• Set exercise A
In the entries, swap "elements" for "items" from the line with "Give bounding boxes" up to and including the line with "y-tick-label: 0.3% (106, 310, 157, 335)", and give those lines back with nothing else altered. Omit the pictures from your answer.
• Set exercise B
Carry on the agreement passage about the closing date and purchase price from its final line.

The Closing shall take place on such
date as the parties may mutually agree or, in the absence of such
agreement, on November 3, 2006, subject to the prior
satisfaction or waiver of all conditions to the obligations of the
parties to effect the transactions contemplated by this Agreement
(the “Closing Date”). The transactions contemplated by
this Agreement shall become effective at the close of business on
the Closing Date.
Section
2.03. Retirement Accounts.
(a) At the Closing, Seller shall
resign as trustee or custodian with respect to any individual
retirement account (“IRA Account”) as to which Seller
acts in such capacity and as to which one or more of the assets
included therein is a deposit included within the Deposit
Liabilities transferred to Buyer on the Closing Date. At the
Closing, Seller shall designate or appoint Buyer as successor
custodian under each such IRA Account.
(b) Buyer covenants and agrees that,
following its designation or appointment as successor custodian
under the IRA Accounts, it will promptly and faithfully perform,
fulfill, and discharge each of the obligations required to be
performed by the custodian with respect to such accounts pursuant
to law, or pursuant to the governing documents establishing such
IRA Accounts.
3
(c) If an individual depositor with
respect to an IRA Account refuses to accept the designation or
appointment of Buyer as successor custodian with respect to any
such IRA Account, none of the deposits contained in such IRA
Account shall be assumed by Buyer, and they shall remain the
liability and obligation of Seller.
Section
2.04. Calculation and Payment of Purchase
Price. The calculation
and payment of the Purchase Price (defined herein) shall be made as
follows:
(a) The “Purchase Price”

• Provided data
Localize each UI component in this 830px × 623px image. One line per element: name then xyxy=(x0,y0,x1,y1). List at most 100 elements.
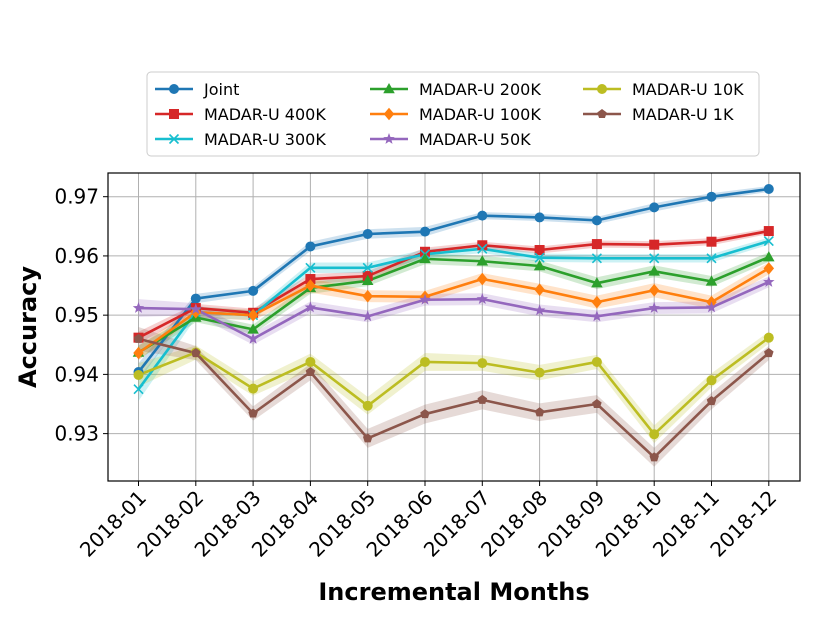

--

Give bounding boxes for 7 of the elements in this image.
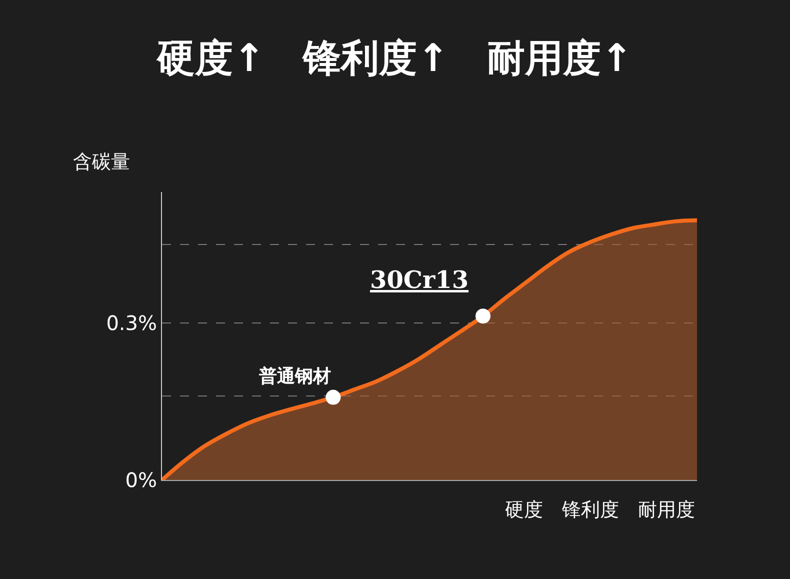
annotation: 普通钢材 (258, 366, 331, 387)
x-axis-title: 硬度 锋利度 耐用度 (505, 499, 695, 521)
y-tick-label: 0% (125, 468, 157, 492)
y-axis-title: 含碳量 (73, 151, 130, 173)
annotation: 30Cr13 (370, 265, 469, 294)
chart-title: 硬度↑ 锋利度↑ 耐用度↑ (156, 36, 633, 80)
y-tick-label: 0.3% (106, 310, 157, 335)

• Response A
Give bounding boxes for 7 of the items in this image.
annotation: 普通钢材 (258, 366, 331, 387)
x-axis-title: 硬度 锋利度 耐用度 (505, 499, 695, 521)
y-tick-label: 0% (125, 468, 157, 492)
y-axis-title: 含碳量 (73, 151, 130, 173)
annotation: 30Cr13 (370, 265, 469, 294)
chart-title: 硬度↑ 锋利度↑ 耐用度↑ (156, 36, 633, 80)
y-tick-label: 0.3% (106, 310, 157, 335)

• Response B
shall be an amount equal to the following, with the appropriate
value of each category of asset and liability to be calculated as
of the close of business on the Closing Date:
(i) the aggregate amount of the
principal of and accrued interest on the Deposit Liabilities;
plus
(ii) the amount of Withholding
Obligations, if any, assumed by Buyer pursuant to
Section 1.02(b) hereof; minus
(iii) a deposit premium in the
amount of 5.5% of the Deposit Liabilities; minus
(iv) the book value of the Assets as
reflected in the books and records of Seller in accordance with
generally accepted accounting principles, consistently applied;
minus
(v) the amount of Cash on Hand;
minus
(vi) the amount of overdrafts on
deposits as of the Closing Date; plus or minus, as
applicable,
(vii) the net amount of any prorated
items required by Section 2.05 to be paid by either party to
the other party.
(b) If the Purchase Price,
calculated by Seller as set forth above but based upon the relevant
values as of the close of business on the second business day prior
to the Closing Date (the “Measurement Date”), is a
positive number, then on the Closing Date Seller shall transfer to
Buyer, by wire transfer in immediately available funds to an
account designated by Buyer, such amount. If the Purchase Price,
calculated by Seller as set forth above but based upon the relevant
values as of the close of business on the Measurement Date, is a
negative number, then on the Closing Date Buyer shall transfer to
Seller, by wire transfer in immediately available funds to an
account designated by Seller, such amount (the amount so
transferred by Buyer or Seller, as the case may be, is referred to
herein as the “Estimated Purchase Price”).
(c) If necessary, on the fifteenth
(15th) business day after the Closing Date or such earlier
date as may be agreed to in writing by the parties (the
“Adjustment Payment Date”), an adjustment payment (the
“Adjustment Payment”) shall be made either by Seller to
Buyer or by Buyer to Seller, as appropriate, so as to correct any
difference between the amount of the Estimated Purchase Price paid
pursuant to the preceding paragraph and the Purchase Price
calculated as of the close of business on the Closing Date in
accordance with this Section 2.04. Seller shall provide a
proposed closing statement to Buyer reflecting the calculation of
the Adjustment Payment relative to the Estimated Purchase Price, a
reasonable time prior to the Adjustment Payment Date, and Buyer
shall have a reasonable opportunity to review and verify the items
reflected on such statement. The Adjustment Payment due to either
party
4
pursuant to this paragraph shall be paid to such
party by the other party on the Adjustment Payment Date by wire
transfer in immediately available funds to an account designated by
the payee party, with interest thereon for the period from the
Closing Date through the date of payment, calculated at a rate
equal to the average of the high and low bids for Federal Funds as
reported in the Wall Street Journal on the Closing Date or,
if none, on the date immediately prior to the Closing Date on which
such bids were reported in the Wall Street Journal
.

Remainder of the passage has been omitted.